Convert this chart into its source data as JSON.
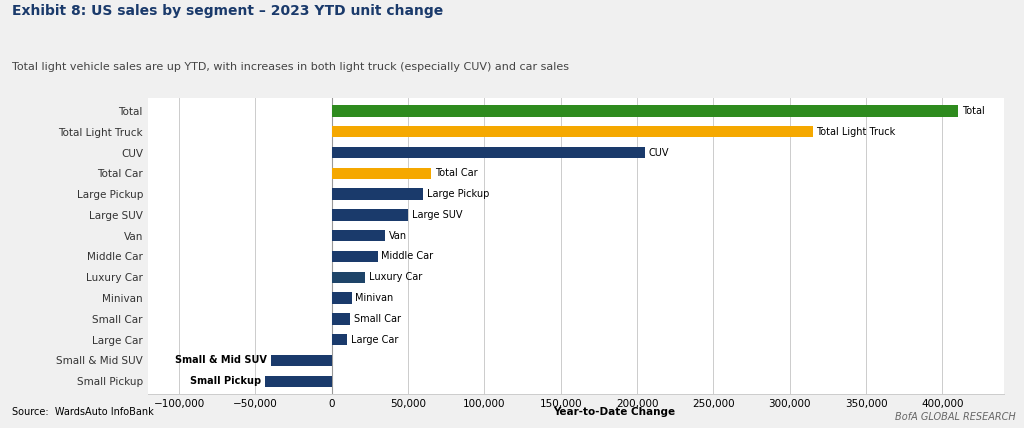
{
  "title": "Exhibit 8: US sales by segment – 2023 YTD unit change",
  "subtitle": "Total light vehicle sales are up YTD, with increases in both light truck (especially CUV) and car sales",
  "source": "Source:  WardsAuto InfoBank",
  "footer": "BofA GLOBAL RESEARCH",
  "xlabel": "Year-to-Date Change",
  "categories": [
    "Small Pickup",
    "Small & Mid SUV",
    "Large Car",
    "Small Car",
    "Minivan",
    "Luxury Car",
    "Middle Car",
    "Van",
    "Large SUV",
    "Large Pickup",
    "Total Car",
    "CUV",
    "Total Light Truck",
    "Total"
  ],
  "values": [
    -44000,
    -40000,
    10000,
    12000,
    13000,
    22000,
    30000,
    35000,
    50000,
    60000,
    65000,
    205000,
    315000,
    410000
  ],
  "colors": [
    "#1a3a6b",
    "#1a3a6b",
    "#1a3a6b",
    "#1a3a6b",
    "#1a3a6b",
    "#1e4468",
    "#1a3a6b",
    "#1a3a6b",
    "#1a3a6b",
    "#1a3a6b",
    "#f5a800",
    "#1a3a6b",
    "#f5a800",
    "#2e8b1e"
  ],
  "bar_labels": [
    "Small Pickup",
    "Small & Mid SUV",
    "Large Car",
    "Small Car",
    "Minivan",
    "Luxury Car",
    "Middle Car",
    "Van",
    "Large SUV",
    "Large Pickup",
    "Total Car",
    "CUV",
    "Total Light Truck",
    "Total"
  ],
  "label_bold": [
    true,
    true,
    false,
    false,
    false,
    false,
    false,
    false,
    false,
    false,
    false,
    false,
    false,
    false
  ],
  "xlim": [
    -120000,
    440000
  ],
  "xticks": [
    -100000,
    -50000,
    0,
    50000,
    100000,
    150000,
    200000,
    250000,
    300000,
    350000,
    400000
  ],
  "bg_color": "#f0f0f0",
  "plot_bg_color": "#ffffff",
  "grid_color": "#cccccc",
  "bar_height": 0.55,
  "title_color": "#1a3a6b",
  "subtitle_color": "#444444",
  "title_fontsize": 10,
  "subtitle_fontsize": 8,
  "tick_fontsize": 7.5,
  "label_fontsize": 7,
  "ytick_fontsize": 7.5
}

STATED PROBLEM — Output the material word for word, omitting its pictures.

FULL OUTPUT —
Convert this chart into its source data as JSON.
{
  "title": "Exhibit 8: US sales by segment – 2023 YTD unit change",
  "subtitle": "Total light vehicle sales are up YTD, with increases in both light truck (especially CUV) and car sales",
  "source": "Source:  WardsAuto InfoBank",
  "footer": "BofA GLOBAL RESEARCH",
  "xlabel": "Year-to-Date Change",
  "categories": [
    "Small Pickup",
    "Small & Mid SUV",
    "Large Car",
    "Small Car",
    "Minivan",
    "Luxury Car",
    "Middle Car",
    "Van",
    "Large SUV",
    "Large Pickup",
    "Total Car",
    "CUV",
    "Total Light Truck",
    "Total"
  ],
  "values": [
    -44000,
    -40000,
    10000,
    12000,
    13000,
    22000,
    30000,
    35000,
    50000,
    60000,
    65000,
    205000,
    315000,
    410000
  ],
  "colors": [
    "#1a3a6b",
    "#1a3a6b",
    "#1a3a6b",
    "#1a3a6b",
    "#1a3a6b",
    "#1e4468",
    "#1a3a6b",
    "#1a3a6b",
    "#1a3a6b",
    "#1a3a6b",
    "#f5a800",
    "#1a3a6b",
    "#f5a800",
    "#2e8b1e"
  ],
  "bar_labels": [
    "Small Pickup",
    "Small & Mid SUV",
    "Large Car",
    "Small Car",
    "Minivan",
    "Luxury Car",
    "Middle Car",
    "Van",
    "Large SUV",
    "Large Pickup",
    "Total Car",
    "CUV",
    "Total Light Truck",
    "Total"
  ],
  "label_bold": [
    true,
    true,
    false,
    false,
    false,
    false,
    false,
    false,
    false,
    false,
    false,
    false,
    false,
    false
  ],
  "xlim": [
    -120000,
    440000
  ],
  "xticks": [
    -100000,
    -50000,
    0,
    50000,
    100000,
    150000,
    200000,
    250000,
    300000,
    350000,
    400000
  ],
  "bg_color": "#f0f0f0",
  "plot_bg_color": "#ffffff",
  "grid_color": "#cccccc",
  "bar_height": 0.55,
  "title_color": "#1a3a6b",
  "subtitle_color": "#444444",
  "title_fontsize": 10,
  "subtitle_fontsize": 8,
  "tick_fontsize": 7.5,
  "label_fontsize": 7,
  "ytick_fontsize": 7.5
}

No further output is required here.